Dataset records

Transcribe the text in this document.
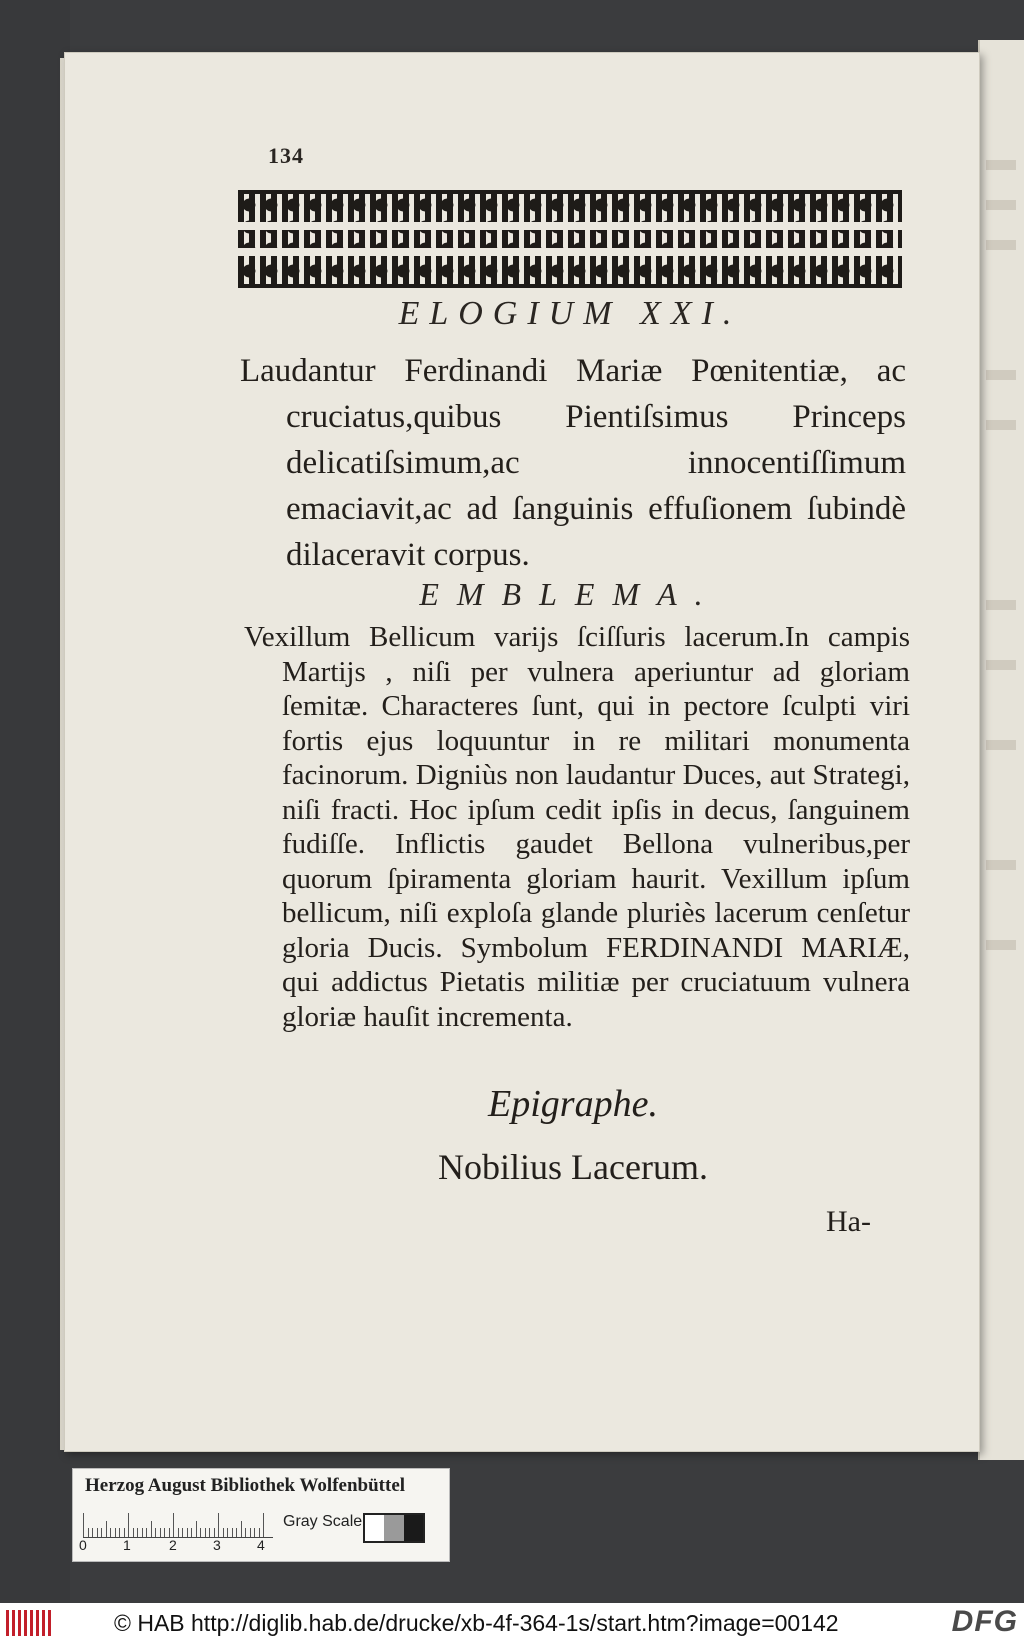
134
ELOGIUM XXI.

Laudantur Ferdinandi Mariæ Pœnitentiæ, ac cruciatus,quibus Pientiſsimus Princeps delicatiſsimum,ac innocentiſſimum emaciavit,ac ad ſanguinis effuſionem ſubindè dilaceravit corpus.

EMBLEMA.

Vexillum Bellicum varijs ſciſſuris lacerum.In campis Martijs , niſi per vulnera aperiuntur ad gloriam ſemitæ. Characteres ſunt, qui in pectore ſculpti viri fortis ejus loquuntur in re militari monumenta facinorum. Digniùs non laudantur Duces, aut Strategi, niſi fracti. Hoc ipſum cedit ipſis in decus, ſanguinem fudiſſe. Inflictis gaudet Bellona vulneribus,per quorum ſpiramenta gloriam haurit. Vexillum ipſum bellicum, niſi exploſa glande pluriès lacerum cenſetur gloria Ducis. Symbolum FERDINANDI MARIÆ, qui addictus Pietatis militiæ per cruciatuum vulnera gloriæ hauſit incrementa.

Epigraphe.
Nobilius Lacerum.
Ha-
Herzog August Bibliothek Wolfenbüttel
0	1	2	3	4
Gray Scale
© HAB http://diglib.hab.de/drucke/xb-4f-364-1s/start.htm?image=00142	DFG
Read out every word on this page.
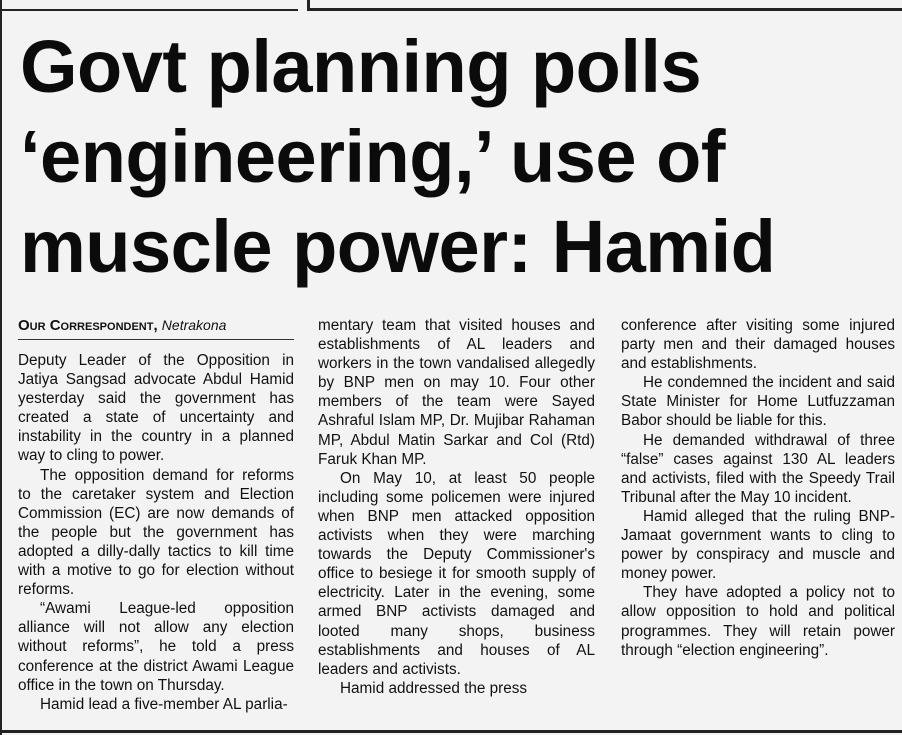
Govt planning polls
‘engineering,’ use of
muscle power: Hamid
Our Correspondent, Netrakona

Deputy Leader of the Opposition in Jatiya Sangsad advocate Abdul Hamid yesterday said the government has created a state of uncertainty and instability in the country in a planned way to cling to power.

The opposition demand for reforms to the caretaker system and Election Commission (EC) are now demands of the people but the government has adopted a dilly-dally tactics to kill time with a motive to go for election without reforms.

“Awami League-led opposition alliance will not allow any election without reforms”, he told a press conference at the district Awami League office in the town on Thursday.

Hamid lead a five-member AL parlia-

mentary team that visited houses and establishments of AL leaders and workers in the town vandalised allegedly by BNP men on may 10. Four other members of the team were Sayed Ashraful Islam MP, Dr. Mujibar Rahaman MP, Abdul Matin Sarkar and Col (Rtd) Faruk Khan MP.

On May 10, at least 50 people including some policemen were injured when BNP men attacked opposition activists when they were marching towards the Deputy Commissioner's office to besiege it for smooth supply of electricity. Later in the evening, some armed BNP activists damaged and looted many shops, business establishments and houses of AL leaders and activists.

Hamid addressed the press

conference after visiting some injured party men and their damaged houses and establishments.

He condemned the incident and said State Minister for Home Lutfuzzaman Babor should be liable for this.

He demanded withdrawal of three “false” cases against 130 AL leaders and activists, filed with the Speedy Trail Tribunal after the May 10 incident.

Hamid alleged that the ruling BNP-Jamaat government wants to cling to power by conspiracy and muscle and money power.

They have adopted a policy not to allow opposition to hold and political programmes. They will retain power through “election engineering”.
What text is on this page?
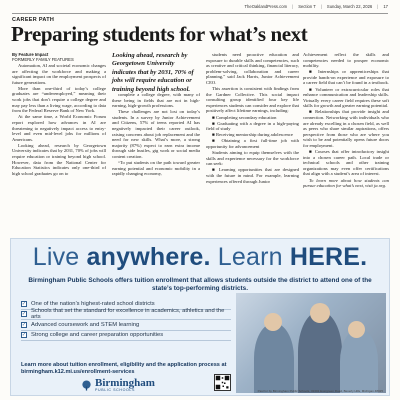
TheOaklandPress.com	| Section T	| Sunday, March 22, 2026	| 17
CAREER PATH
Preparing students for what’s next
By Feature Impact
FORMERLY FAMILY FEATURES

Automation, AI and societal economic changes are affecting the workforce and making a significant impact on the employment prospects of future generations.

More than one-third of today’s college graduates are “underemployed,” meaning their work jobs that don’t require a college degree and may pay less than a living wage, according to data from the Federal Reserve Bank of New York.

At the same time, a World Economic Forum report explored how advances in AI are threatening to negatively impact access to entry-level and even mid-level jobs for millions of Americans.

Looking ahead, research by Georgetown University indicates that by 2031, 70% of jobs will require education or training beyond high school. However, data from the National Center for Education Statistics indicates only one-third of high school graduates go on to

Looking ahead, research by Georgetown University indicates that by 2031, 70% of jobs will require education or training beyond high school.

complete a college degree, with many of these being in fields that are not in high-earning, high-growth professions.

These challenges are not lost on today’s students. In a survey by Junior Achievement and Citizens, 57% of teens reported AI has negatively impacted their career outlook, raising concerns about job replacement and the need for new skills. What’s more, a strong majority (87%) expect to earn extra income through side hustles, gig work or social media content creation.

“To put students on the path toward greater earning potential and economic mobility in a rapidly changing economy,

students need proactive education and exposure to durable skills and competencies, such as creative and critical thinking, financial literacy, problem-solving, collaboration and career planning,” said Jack Harris, Junior Achievement CEO.

This assertion is consistent with findings from the Gardner Collective. This social impact consulting group identified four key life experiences students can consider and explore that positively affect lifetime earnings, including:

■ Completing secondary education

■ Graduating with a degree in a high-paying field of study

■ Receiving mentorship during adolescence

■ Obtaining a first full-time job with opportunity for advancement

Students aiming to equip themselves with the skills and experience necessary for the workforce can seek:

■ Learning opportunities that are designed with the future in mind. For example, learning experiences offered through Junior

Achievement reflect the skills and competencies needed to prosper economic mobility.

■ Internships or apprenticeships that provide hands-on experience and exposure to a career field that can’t be found in a textbook.

■ Volunteer or extracurricular roles that enhance communication and leadership skills. Virtually every career field requires these soft skills for growth and greater earning potential.

■ Relationships that provide insight and connection. Networking with individuals who are already excelling in a chosen field, as well as peers who share similar aspirations, offers perspective from those who are where you wish to be and potentially opens future doors for employment.

■ Courses that offer introductory insight into a chosen career path. Local trade or technical schools and other training organizations may even offer certifications that align with a student’s area of interest.

To learn more about how students can pursue education for what’s next, visit ja.org.

Live anywhere. Learn HERE.
Birmingham Public Schools offers tuition enrollment that allows students outside the district to attend one of the state’s top-performing districts.
✓ One of the nation’s highest-rated school districts
✓ Schools that set the standard for excellence in academics, athletics and the arts
✓ Advanced coursework and STEM learning
✓ Strong college and career preparation opportunities
Learn more about tuition enrollment, eligibility and the application process at birmingham.k12.mi.us/enrollment-services
Birmingham
PUBLIC SCHOOLS	Paid for by Birmingham Public Schools, 31301 Evergreen Road, Beverly Hills, Michigan 48025
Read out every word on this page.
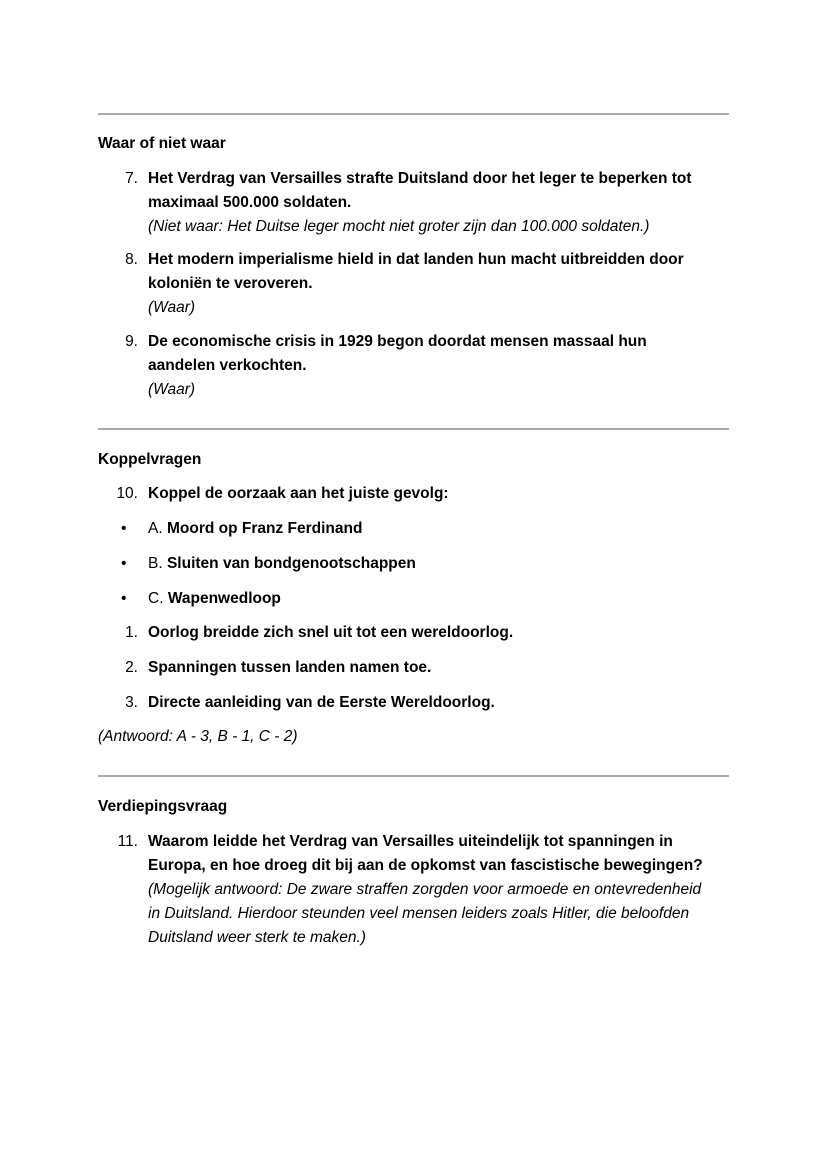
Waar of niet waar
7. Het Verdrag van Versailles strafte Duitsland door het leger te beperken tot
maximaal 500.000 soldaten.
(Niet waar: Het Duitse leger mocht niet groter zijn dan 100.000 soldaten.)
8. Het modern imperialisme hield in dat landen hun macht uitbreidden door
koloniën te veroveren.
(Waar)
9. De economische crisis in 1929 begon doordat mensen massaal hun
aandelen verkochten.
(Waar)
Koppelvragen
10. Koppel de oorzaak aan het juiste gevolg:
• A. Moord op Franz Ferdinand
• B. Sluiten van bondgenootschappen
• C. Wapenwedloop
1. Oorlog breidde zich snel uit tot een wereldoorlog.
2. Spanningen tussen landen namen toe.
3. Directe aanleiding van de Eerste Wereldoorlog.
(Antwoord: A - 3, B - 1, C - 2)
Verdiepingsvraag
11. Waarom leidde het Verdrag van Versailles uiteindelijk tot spanningen in
Europa, en hoe droeg dit bij aan de opkomst van fascistische bewegingen?
(Mogelijk antwoord: De zware straffen zorgden voor armoede en ontevredenheid
in Duitsland. Hierdoor steunden veel mensen leiders zoals Hitler, die beloofden
Duitsland weer sterk te maken.)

Given request
Retype all the records shown above, character for character. Omit every picture.

Solution to this problem
Transcribe the text in this document.
134
ELOGIUM XXI.

Laudantur Ferdinandi Mariæ Pœnitentiæ, ac cruciatus,quibus Pientiſsimus Princeps delicatiſsimum,ac innocentiſſimum emaciavit,ac ad ſanguinis effuſionem ſubindè dilaceravit corpus.

EMBLEMA.

Vexillum Bellicum varijs ſciſſuris lacerum.In campis Martijs , niſi per vulnera aperiuntur ad gloriam ſemitæ. Characteres ſunt, qui in pectore ſculpti viri fortis ejus loquuntur in re militari monumenta facinorum. Digniùs non laudantur Duces, aut Strategi, niſi fracti. Hoc ipſum cedit ipſis in decus, ſanguinem fudiſſe. Inflictis gaudet Bellona vulneribus,per quorum ſpiramenta gloriam haurit. Vexillum ipſum bellicum, niſi exploſa glande pluriès lacerum cenſetur gloria Ducis. Symbolum FERDINANDI MARIÆ, qui addictus Pietatis militiæ per cruciatuum vulnera gloriæ hauſit incrementa.

Epigraphe.
Nobilius Lacerum.
Ha-
Herzog August Bibliothek Wolfenbüttel
0	1	2	3	4
Gray Scale
© HAB http://diglib.hab.de/drucke/xb-4f-364-1s/start.htm?image=00142	DFG
Read out every word on this page.
Govt planning polls
‘engineering,’ use of
muscle power: Hamid
Our Correspondent, Netrakona

Deputy Leader of the Opposition in Jatiya Sangsad advocate Abdul Hamid yesterday said the government has created a state of uncertainty and instability in the country in a planned way to cling to power.

The opposition demand for reforms to the caretaker system and Election Commission (EC) are now demands of the people but the government has adopted a dilly-dally tactics to kill time with a motive to go for election without reforms.

“Awami League-led opposition alliance will not allow any election without reforms”, he told a press conference at the district Awami League office in the town on Thursday.

Hamid lead a five-member AL parlia-

mentary team that visited houses and establishments of AL leaders and workers in the town vandalised allegedly by BNP men on may 10. Four other members of the team were Sayed Ashraful Islam MP, Dr. Mujibar Rahaman MP, Abdul Matin Sarkar and Col (Rtd) Faruk Khan MP.

On May 10, at least 50 people including some policemen were injured when BNP men attacked opposition activists when they were marching towards the Deputy Commissioner's office to besiege it for smooth supply of electricity. Later in the evening, some armed BNP activists damaged and looted many shops, business establishments and houses of AL leaders and activists.

Hamid addressed the press

conference after visiting some injured party men and their damaged houses and establishments.

He condemned the incident and said State Minister for Home Lutfuzzaman Babor should be liable for this.

He demanded withdrawal of three “false” cases against 130 AL leaders and activists, filed with the Speedy Trail Tribunal after the May 10 incident.

Hamid alleged that the ruling BNP-Jamaat government wants to cling to power by conspiracy and muscle and money power.

They have adopted a policy not to allow opposition to hold and political programmes. They will retain power through “election engineering”.
What text is on this page?
TheOaklandPress.com	| Section T	| Sunday, March 22, 2026	| 17
CAREER PATH
Preparing students for what’s next
By Feature Impact
FORMERLY FAMILY FEATURES

Automation, AI and societal economic changes are affecting the workforce and making a significant impact on the employment prospects of future generations.

More than one-third of today’s college graduates are “underemployed,” meaning their work jobs that don’t require a college degree and may pay less than a living wage, according to data from the Federal Reserve Bank of New York.

At the same time, a World Economic Forum report explored how advances in AI are threatening to negatively impact access to entry-level and even mid-level jobs for millions of Americans.

Looking ahead, research by Georgetown University indicates that by 2031, 70% of jobs will require education or training beyond high school. However, data from the National Center for Education Statistics indicates only one-third of high school graduates go on to

Looking ahead, research by Georgetown University indicates that by 2031, 70% of jobs will require education or training beyond high school.

complete a college degree, with many of these being in fields that are not in high-earning, high-growth professions.

These challenges are not lost on today’s students. In a survey by Junior Achievement and Citizens, 57% of teens reported AI has negatively impacted their career outlook, raising concerns about job replacement and the need for new skills. What’s more, a strong majority (87%) expect to earn extra income through side hustles, gig work or social media content creation.

“To put students on the path toward greater earning potential and economic mobility in a rapidly changing economy,

students need proactive education and exposure to durable skills and competencies, such as creative and critical thinking, financial literacy, problem-solving, collaboration and career planning,” said Jack Harris, Junior Achievement CEO.

This assertion is consistent with findings from the Gardner Collective. This social impact consulting group identified four key life experiences students can consider and explore that positively affect lifetime earnings, including:

■ Completing secondary education

■ Graduating with a degree in a high-paying field of study

■ Receiving mentorship during adolescence

■ Obtaining a first full-time job with opportunity for advancement

Students aiming to equip themselves with the skills and experience necessary for the workforce can seek:

■ Learning opportunities that are designed with the future in mind. For example, learning experiences offered through Junior

Achievement reflect the skills and competencies needed to prosper economic mobility.

■ Internships or apprenticeships that provide hands-on experience and exposure to a career field that can’t be found in a textbook.

■ Volunteer or extracurricular roles that enhance communication and leadership skills. Virtually every career field requires these soft skills for growth and greater earning potential.

■ Relationships that provide insight and connection. Networking with individuals who are already excelling in a chosen field, as well as peers who share similar aspirations, offers perspective from those who are where you wish to be and potentially opens future doors for employment.

■ Courses that offer introductory insight into a chosen career path. Local trade or technical schools and other training organizations may even offer certifications that align with a student’s area of interest.

To learn more about how students can pursue education for what’s next, visit ja.org.

Live anywhere. Learn HERE.
Birmingham Public Schools offers tuition enrollment that allows students outside the district to attend one of the state’s top-performing districts.
✓ One of the nation’s highest-rated school districts
✓ Schools that set the standard for excellence in academics, athletics and the arts
✓ Advanced coursework and STEM learning
✓ Strong college and career preparation opportunities
Learn more about tuition enrollment, eligibility and the application process at birmingham.k12.mi.us/enrollment-services
Birmingham
PUBLIC SCHOOLS	Paid for by Birmingham Public Schools, 31301 Evergreen Road, Beverly Hills, Michigan 48025
Read out every word on this page.
Waar of niet waar
7. Het Verdrag van Versailles strafte Duitsland door het leger te beperken tot
maximaal 500.000 soldaten.
(Niet waar: Het Duitse leger mocht niet groter zijn dan 100.000 soldaten.)
8. Het modern imperialisme hield in dat landen hun macht uitbreidden door
koloniën te veroveren.
(Waar)
9. De economische crisis in 1929 begon doordat mensen massaal hun
aandelen verkochten.
(Waar)
Koppelvragen
10. Koppel de oorzaak aan het juiste gevolg:
• A. Moord op Franz Ferdinand
• B. Sluiten van bondgenootschappen
• C. Wapenwedloop
1. Oorlog breidde zich snel uit tot een wereldoorlog.
2. Spanningen tussen landen namen toe.
3. Directe aanleiding van de Eerste Wereldoorlog.
(Antwoord: A - 3, B - 1, C - 2)
Verdiepingsvraag
11. Waarom leidde het Verdrag van Versailles uiteindelijk tot spanningen in
Europa, en hoe droeg dit bij aan de opkomst van fascistische bewegingen?
(Mogelijk antwoord: De zware straffen zorgden voor armoede en ontevredenheid
in Duitsland. Hierdoor steunden veel mensen leiders zoals Hitler, die beloofden
Duitsland weer sterk te maken.)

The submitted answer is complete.